Records from a collection
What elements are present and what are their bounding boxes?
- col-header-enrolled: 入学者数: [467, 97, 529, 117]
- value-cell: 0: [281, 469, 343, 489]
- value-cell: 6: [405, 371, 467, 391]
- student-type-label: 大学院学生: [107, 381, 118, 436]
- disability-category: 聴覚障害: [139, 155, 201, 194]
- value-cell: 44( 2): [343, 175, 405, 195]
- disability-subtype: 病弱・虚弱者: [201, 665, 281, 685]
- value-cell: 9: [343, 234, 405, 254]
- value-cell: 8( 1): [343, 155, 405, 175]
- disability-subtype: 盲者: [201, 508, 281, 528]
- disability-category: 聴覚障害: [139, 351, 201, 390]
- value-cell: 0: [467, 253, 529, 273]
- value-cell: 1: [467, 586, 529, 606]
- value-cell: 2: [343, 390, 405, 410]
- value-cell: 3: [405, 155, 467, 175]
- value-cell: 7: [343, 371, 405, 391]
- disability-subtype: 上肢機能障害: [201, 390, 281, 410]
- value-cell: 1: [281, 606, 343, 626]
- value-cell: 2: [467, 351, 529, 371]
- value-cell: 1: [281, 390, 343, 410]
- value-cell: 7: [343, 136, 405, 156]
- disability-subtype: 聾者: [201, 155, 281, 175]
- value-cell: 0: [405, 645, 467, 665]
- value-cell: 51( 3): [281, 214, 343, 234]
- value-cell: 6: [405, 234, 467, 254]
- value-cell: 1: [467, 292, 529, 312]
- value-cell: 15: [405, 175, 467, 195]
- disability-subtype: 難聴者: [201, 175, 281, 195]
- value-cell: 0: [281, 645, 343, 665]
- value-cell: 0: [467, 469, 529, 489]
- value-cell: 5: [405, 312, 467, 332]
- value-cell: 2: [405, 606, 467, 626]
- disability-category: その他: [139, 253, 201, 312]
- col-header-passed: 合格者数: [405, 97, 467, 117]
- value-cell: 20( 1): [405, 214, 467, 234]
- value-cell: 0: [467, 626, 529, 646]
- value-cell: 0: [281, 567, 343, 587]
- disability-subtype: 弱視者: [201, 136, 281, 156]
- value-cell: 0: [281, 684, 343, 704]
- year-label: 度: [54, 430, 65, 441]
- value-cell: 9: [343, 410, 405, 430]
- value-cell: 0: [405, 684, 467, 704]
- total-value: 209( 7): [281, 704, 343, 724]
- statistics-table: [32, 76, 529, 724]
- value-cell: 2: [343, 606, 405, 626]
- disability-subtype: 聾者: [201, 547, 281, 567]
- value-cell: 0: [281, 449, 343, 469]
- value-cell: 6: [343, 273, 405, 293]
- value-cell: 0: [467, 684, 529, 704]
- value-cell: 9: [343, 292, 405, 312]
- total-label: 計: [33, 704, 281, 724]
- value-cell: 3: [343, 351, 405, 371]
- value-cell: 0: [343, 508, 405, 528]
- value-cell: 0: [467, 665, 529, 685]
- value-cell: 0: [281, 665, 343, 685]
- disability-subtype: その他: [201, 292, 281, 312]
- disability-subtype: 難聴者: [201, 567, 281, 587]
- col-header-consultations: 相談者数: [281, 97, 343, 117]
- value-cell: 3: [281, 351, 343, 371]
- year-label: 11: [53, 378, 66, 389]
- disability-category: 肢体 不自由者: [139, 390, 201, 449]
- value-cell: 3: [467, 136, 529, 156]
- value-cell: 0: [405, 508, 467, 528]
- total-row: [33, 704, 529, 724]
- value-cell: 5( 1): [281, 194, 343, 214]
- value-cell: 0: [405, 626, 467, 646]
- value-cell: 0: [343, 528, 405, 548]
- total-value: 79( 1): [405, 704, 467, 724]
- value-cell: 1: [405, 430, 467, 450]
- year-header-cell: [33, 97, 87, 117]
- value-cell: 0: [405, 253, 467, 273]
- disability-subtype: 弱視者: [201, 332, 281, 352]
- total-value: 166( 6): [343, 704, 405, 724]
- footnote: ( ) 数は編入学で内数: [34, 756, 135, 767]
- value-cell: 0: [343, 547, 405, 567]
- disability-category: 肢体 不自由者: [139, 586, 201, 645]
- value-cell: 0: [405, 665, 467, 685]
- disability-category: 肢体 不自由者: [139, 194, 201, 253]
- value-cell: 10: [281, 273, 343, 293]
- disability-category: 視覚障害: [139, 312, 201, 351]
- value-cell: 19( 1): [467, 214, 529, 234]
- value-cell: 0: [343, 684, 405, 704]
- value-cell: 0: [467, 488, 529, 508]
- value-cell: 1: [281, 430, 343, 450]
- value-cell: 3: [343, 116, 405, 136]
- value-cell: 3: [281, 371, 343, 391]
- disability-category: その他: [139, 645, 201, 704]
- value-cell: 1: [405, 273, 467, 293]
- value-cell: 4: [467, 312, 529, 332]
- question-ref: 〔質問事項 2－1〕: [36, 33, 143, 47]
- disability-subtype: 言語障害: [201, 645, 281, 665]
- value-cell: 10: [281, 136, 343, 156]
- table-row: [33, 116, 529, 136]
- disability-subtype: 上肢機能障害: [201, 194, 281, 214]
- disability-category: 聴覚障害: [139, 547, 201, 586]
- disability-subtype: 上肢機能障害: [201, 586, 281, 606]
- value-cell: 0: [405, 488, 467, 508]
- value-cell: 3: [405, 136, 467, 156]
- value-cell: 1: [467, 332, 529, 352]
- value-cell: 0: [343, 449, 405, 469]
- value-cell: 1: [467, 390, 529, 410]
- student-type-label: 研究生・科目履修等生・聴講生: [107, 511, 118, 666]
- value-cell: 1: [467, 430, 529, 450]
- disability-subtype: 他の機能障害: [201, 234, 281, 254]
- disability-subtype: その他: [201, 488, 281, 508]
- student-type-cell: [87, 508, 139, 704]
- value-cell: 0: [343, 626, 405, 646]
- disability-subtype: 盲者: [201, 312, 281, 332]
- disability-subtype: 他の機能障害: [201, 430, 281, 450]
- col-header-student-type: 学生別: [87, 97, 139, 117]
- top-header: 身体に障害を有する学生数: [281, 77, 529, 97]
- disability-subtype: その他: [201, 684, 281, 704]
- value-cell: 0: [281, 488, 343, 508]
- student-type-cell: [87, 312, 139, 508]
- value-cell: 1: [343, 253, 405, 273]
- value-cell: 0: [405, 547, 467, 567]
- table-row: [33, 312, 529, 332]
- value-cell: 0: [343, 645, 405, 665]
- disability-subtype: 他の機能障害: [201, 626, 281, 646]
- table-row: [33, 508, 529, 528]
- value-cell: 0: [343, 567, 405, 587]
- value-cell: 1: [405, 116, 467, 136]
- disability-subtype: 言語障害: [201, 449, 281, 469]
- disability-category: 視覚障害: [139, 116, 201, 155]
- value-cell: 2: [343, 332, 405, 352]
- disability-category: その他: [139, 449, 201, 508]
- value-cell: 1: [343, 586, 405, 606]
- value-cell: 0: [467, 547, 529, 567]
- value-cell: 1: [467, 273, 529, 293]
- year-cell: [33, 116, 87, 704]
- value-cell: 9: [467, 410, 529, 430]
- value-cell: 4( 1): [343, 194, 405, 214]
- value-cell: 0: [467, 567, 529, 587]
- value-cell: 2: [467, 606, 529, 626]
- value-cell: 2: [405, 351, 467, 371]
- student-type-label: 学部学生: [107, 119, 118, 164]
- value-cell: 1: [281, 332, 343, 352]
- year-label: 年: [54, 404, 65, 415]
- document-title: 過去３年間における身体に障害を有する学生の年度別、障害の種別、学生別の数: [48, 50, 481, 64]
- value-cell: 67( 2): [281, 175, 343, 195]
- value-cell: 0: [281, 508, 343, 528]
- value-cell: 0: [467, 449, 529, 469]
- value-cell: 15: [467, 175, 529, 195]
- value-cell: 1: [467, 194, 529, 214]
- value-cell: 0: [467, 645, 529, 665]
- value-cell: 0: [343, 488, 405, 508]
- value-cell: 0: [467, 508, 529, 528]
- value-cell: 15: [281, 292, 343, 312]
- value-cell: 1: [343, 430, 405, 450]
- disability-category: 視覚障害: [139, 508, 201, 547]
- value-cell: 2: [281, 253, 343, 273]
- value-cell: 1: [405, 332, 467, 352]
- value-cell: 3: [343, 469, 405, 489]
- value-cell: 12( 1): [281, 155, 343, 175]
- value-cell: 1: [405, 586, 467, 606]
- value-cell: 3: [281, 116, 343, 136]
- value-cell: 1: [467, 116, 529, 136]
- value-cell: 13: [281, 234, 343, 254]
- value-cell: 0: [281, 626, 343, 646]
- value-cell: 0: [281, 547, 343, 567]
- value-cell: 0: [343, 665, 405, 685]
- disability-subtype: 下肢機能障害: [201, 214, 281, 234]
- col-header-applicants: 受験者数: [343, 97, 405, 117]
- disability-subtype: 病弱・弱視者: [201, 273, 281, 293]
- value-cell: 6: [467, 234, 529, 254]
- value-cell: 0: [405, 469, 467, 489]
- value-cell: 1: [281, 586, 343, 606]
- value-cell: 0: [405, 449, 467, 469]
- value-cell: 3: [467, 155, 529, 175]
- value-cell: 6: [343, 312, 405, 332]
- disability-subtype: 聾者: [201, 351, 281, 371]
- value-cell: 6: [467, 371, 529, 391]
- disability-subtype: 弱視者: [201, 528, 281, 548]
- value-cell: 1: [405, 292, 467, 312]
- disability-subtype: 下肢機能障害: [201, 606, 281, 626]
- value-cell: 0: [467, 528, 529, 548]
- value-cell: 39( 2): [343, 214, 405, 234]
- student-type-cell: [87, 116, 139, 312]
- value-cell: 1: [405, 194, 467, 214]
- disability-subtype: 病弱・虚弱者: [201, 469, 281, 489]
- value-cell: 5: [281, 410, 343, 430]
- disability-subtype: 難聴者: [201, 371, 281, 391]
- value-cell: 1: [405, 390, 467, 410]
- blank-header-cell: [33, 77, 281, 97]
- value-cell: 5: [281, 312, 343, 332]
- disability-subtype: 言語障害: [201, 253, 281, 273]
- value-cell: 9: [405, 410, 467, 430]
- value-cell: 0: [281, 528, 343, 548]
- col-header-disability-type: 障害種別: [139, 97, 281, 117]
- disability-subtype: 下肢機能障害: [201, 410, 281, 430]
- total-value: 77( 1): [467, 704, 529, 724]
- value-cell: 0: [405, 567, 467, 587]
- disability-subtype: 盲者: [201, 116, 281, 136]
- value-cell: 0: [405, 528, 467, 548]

TASK TO CARRY OUT - Arrange the part of the entries that runs from the first line through the line containing "- value-cell: 8( 1): [343, 155, 405, 175]" as a JSON list of strings, with one string per line and blank lines omitted.

THE REPLY -
[
  "What elements are present and what are their bounding boxes?",
  "- col-header-enrolled: 入学者数: [467, 97, 529, 117]",
  "- value-cell: 0: [281, 469, 343, 489]",
  "- value-cell: 6: [405, 371, 467, 391]",
  "- student-type-label: 大学院学生: [107, 381, 118, 436]",
  "- disability-category: 聴覚障害: [139, 155, 201, 194]",
  "- value-cell: 44( 2): [343, 175, 405, 195]",
  "- disability-subtype: 病弱・虚弱者: [201, 665, 281, 685]",
  "- value-cell: 9: [343, 234, 405, 254]",
  "- value-cell: 8( 1): [343, 155, 405, 175]"
]